* start THE INPUT *

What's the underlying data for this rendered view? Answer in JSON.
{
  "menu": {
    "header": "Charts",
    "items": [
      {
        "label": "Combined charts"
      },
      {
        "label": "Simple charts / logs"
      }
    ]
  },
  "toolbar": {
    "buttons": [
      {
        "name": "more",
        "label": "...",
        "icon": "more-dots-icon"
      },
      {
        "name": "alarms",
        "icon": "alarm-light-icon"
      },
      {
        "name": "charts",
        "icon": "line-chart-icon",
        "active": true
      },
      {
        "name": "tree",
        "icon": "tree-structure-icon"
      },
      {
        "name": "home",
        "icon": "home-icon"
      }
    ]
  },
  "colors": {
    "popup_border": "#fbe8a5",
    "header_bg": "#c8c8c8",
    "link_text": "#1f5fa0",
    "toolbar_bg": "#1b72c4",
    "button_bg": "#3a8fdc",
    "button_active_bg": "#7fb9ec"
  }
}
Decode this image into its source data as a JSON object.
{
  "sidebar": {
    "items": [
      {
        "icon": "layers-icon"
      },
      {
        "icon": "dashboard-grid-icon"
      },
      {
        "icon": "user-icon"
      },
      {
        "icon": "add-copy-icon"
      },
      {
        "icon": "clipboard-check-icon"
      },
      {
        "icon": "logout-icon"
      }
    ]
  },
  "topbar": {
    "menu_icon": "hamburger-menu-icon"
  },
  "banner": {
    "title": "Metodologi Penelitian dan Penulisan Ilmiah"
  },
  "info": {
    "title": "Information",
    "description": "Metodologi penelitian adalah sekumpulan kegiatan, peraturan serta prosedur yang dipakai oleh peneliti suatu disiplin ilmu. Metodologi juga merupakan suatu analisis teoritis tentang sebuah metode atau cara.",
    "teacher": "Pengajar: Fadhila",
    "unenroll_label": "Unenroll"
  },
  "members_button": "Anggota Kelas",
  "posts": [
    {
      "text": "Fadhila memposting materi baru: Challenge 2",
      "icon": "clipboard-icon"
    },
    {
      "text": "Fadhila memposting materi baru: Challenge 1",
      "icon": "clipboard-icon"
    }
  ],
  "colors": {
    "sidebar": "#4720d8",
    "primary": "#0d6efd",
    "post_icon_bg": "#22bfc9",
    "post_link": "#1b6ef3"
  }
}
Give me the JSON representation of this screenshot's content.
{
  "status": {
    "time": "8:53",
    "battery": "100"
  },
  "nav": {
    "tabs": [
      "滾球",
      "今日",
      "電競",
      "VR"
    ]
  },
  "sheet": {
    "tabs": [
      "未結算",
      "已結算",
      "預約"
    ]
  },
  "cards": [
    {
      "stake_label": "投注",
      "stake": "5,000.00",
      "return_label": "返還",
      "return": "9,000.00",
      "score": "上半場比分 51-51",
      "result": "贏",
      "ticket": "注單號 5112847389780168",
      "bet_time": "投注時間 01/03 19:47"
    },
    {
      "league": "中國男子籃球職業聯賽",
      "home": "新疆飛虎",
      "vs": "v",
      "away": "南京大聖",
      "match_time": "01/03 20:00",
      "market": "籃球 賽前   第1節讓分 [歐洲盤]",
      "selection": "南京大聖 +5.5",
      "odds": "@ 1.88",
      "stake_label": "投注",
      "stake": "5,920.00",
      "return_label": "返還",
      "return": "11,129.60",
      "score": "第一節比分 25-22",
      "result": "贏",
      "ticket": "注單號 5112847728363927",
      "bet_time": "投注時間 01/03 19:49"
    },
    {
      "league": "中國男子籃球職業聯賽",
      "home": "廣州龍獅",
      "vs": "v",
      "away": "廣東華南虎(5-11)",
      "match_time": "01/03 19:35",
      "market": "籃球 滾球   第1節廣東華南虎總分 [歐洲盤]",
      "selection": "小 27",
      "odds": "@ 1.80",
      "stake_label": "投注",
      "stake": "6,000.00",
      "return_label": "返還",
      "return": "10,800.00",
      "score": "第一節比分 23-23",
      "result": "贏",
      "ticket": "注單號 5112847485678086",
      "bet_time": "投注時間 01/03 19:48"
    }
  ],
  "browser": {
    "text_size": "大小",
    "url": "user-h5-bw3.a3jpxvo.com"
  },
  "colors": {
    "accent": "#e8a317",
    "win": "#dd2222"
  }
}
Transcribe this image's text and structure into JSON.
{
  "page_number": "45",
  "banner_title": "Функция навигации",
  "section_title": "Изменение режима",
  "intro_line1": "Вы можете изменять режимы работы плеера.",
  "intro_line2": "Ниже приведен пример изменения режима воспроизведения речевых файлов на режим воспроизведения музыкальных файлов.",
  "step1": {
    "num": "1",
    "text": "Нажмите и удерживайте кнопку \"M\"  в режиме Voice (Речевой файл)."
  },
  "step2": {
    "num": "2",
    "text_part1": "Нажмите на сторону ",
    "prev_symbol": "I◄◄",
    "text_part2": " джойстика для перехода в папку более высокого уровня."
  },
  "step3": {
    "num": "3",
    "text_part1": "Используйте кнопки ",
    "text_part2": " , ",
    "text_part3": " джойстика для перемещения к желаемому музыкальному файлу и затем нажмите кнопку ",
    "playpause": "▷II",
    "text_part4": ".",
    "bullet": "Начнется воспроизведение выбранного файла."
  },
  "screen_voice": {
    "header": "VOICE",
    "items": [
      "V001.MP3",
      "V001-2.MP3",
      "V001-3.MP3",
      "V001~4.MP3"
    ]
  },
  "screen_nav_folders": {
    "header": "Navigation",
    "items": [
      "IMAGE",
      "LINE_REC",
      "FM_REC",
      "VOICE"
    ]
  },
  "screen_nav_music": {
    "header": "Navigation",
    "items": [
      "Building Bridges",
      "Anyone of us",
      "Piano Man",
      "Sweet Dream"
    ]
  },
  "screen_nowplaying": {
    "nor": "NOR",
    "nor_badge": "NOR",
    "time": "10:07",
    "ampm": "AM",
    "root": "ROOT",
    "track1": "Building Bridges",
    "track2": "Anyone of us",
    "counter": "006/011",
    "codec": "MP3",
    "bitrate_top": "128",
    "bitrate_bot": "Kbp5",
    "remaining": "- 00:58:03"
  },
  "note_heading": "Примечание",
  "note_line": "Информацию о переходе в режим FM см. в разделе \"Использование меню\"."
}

* end THE INPUT *

• WHAT THE EXERCISE ASKS:
Your answer should be a single number: the count of lines in the data that include the word "джойстика".

• SOLVED PROBLEM:
2